THE REQUEST:
Transcribe all of the records word for word, but omit the pictures.

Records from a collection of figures

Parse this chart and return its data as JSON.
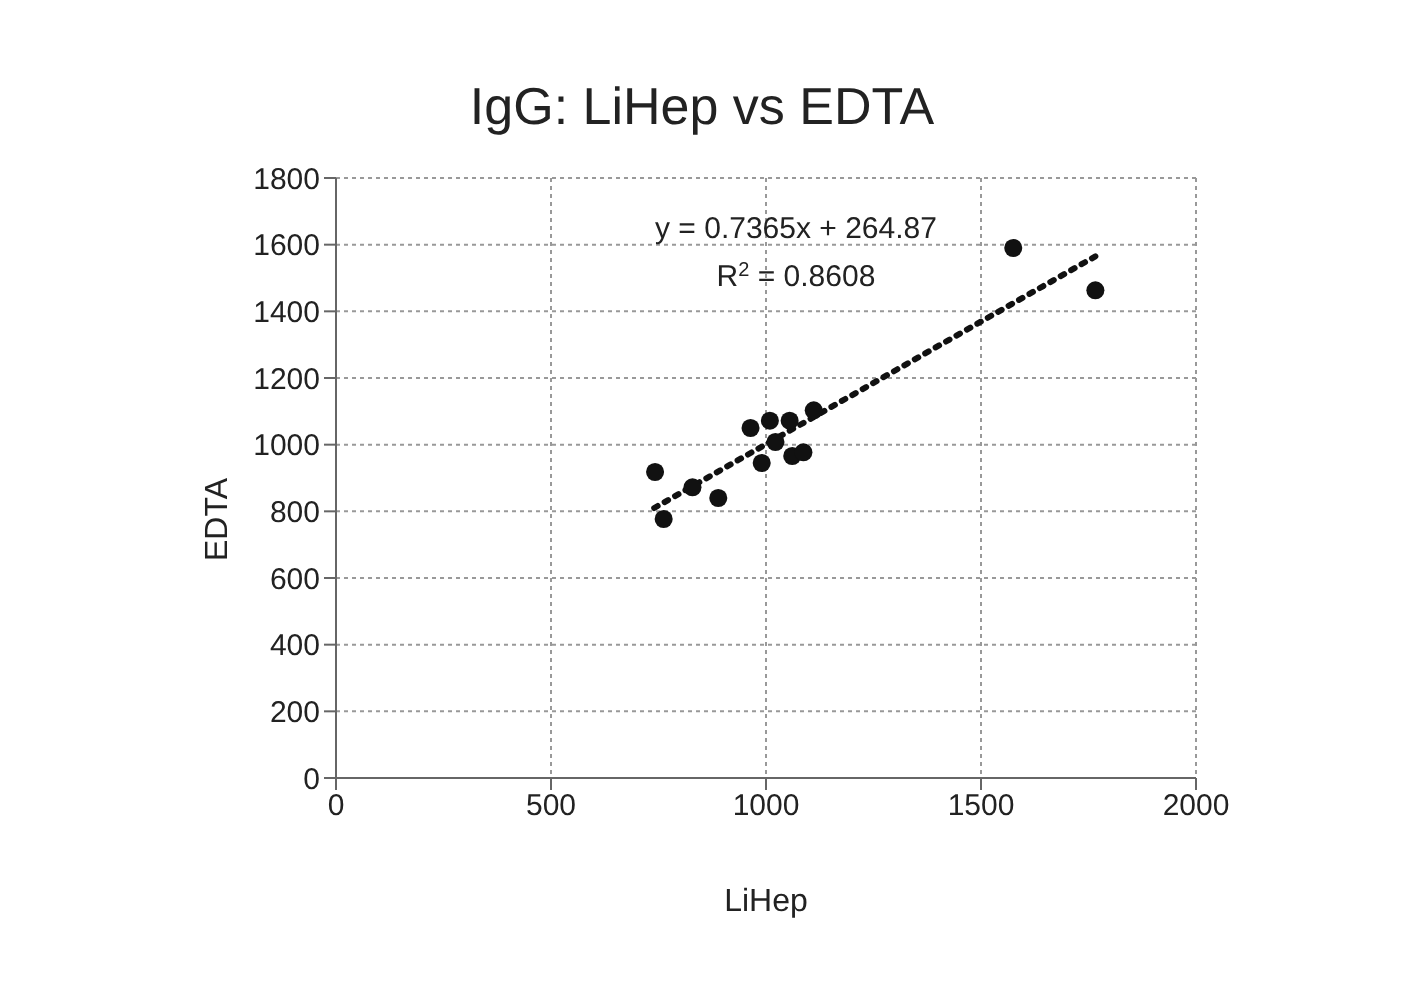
{
  "chart_data": {
    "type": "scatter",
    "title": "IgG: LiHep vs EDTA",
    "xlabel": "LiHep",
    "ylabel": "EDTA",
    "xlim": [
      0,
      2000
    ],
    "xticks": [
      0,
      500,
      1000,
      1500,
      2000
    ],
    "ylim": [
      0,
      1800
    ],
    "yticks": [
      0,
      200,
      400,
      600,
      800,
      1000,
      1200,
      1400,
      1600,
      1800
    ],
    "grid": true,
    "legend": false,
    "marker": "circle",
    "series": [
      {
        "color": "#111111",
        "x": [
          742,
          762,
          829,
          889,
          964,
          990,
          1009,
          1022,
          1055,
          1061,
          1087,
          1111,
          1575,
          1766
        ],
        "values": [
          918,
          777,
          872,
          840,
          1050,
          945,
          1072,
          1008,
          1072,
          966,
          977,
          1103,
          1590,
          1463
        ]
      },
      {
        "type": "line",
        "color": "#111111",
        "line_style": "dotted",
        "marker": "none",
        "x": [
          740,
          1766
        ],
        "values": [
          810,
          1565
        ]
      }
    ],
    "annotations": [
      "y = 0.7365x + 264.87",
      "R$^{2}$ = 0.8608"
    ]
  }
}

SOLUTION BELOW:
Parse this chart and return its data as JSON.
{
  "chart_data": {
    "type": "scatter",
    "title": "IgG: LiHep vs EDTA",
    "xlabel": "LiHep",
    "ylabel": "EDTA",
    "xlim": [
      0,
      2000
    ],
    "xticks": [
      0,
      500,
      1000,
      1500,
      2000
    ],
    "ylim": [
      0,
      1800
    ],
    "yticks": [
      0,
      200,
      400,
      600,
      800,
      1000,
      1200,
      1400,
      1600,
      1800
    ],
    "grid": true,
    "legend": false,
    "marker": "circle",
    "series": [
      {
        "color": "#111111",
        "x": [
          742,
          762,
          829,
          889,
          964,
          990,
          1009,
          1022,
          1055,
          1061,
          1087,
          1111,
          1575,
          1766
        ],
        "values": [
          918,
          777,
          872,
          840,
          1050,
          945,
          1072,
          1008,
          1072,
          966,
          977,
          1103,
          1590,
          1463
        ]
      },
      {
        "type": "line",
        "color": "#111111",
        "line_style": "dotted",
        "marker": "none",
        "x": [
          740,
          1766
        ],
        "values": [
          810,
          1565
        ]
      }
    ],
    "annotations": [
      "y = 0.7365x + 264.87",
      "R$^{2}$ = 0.8608"
    ]
  }
}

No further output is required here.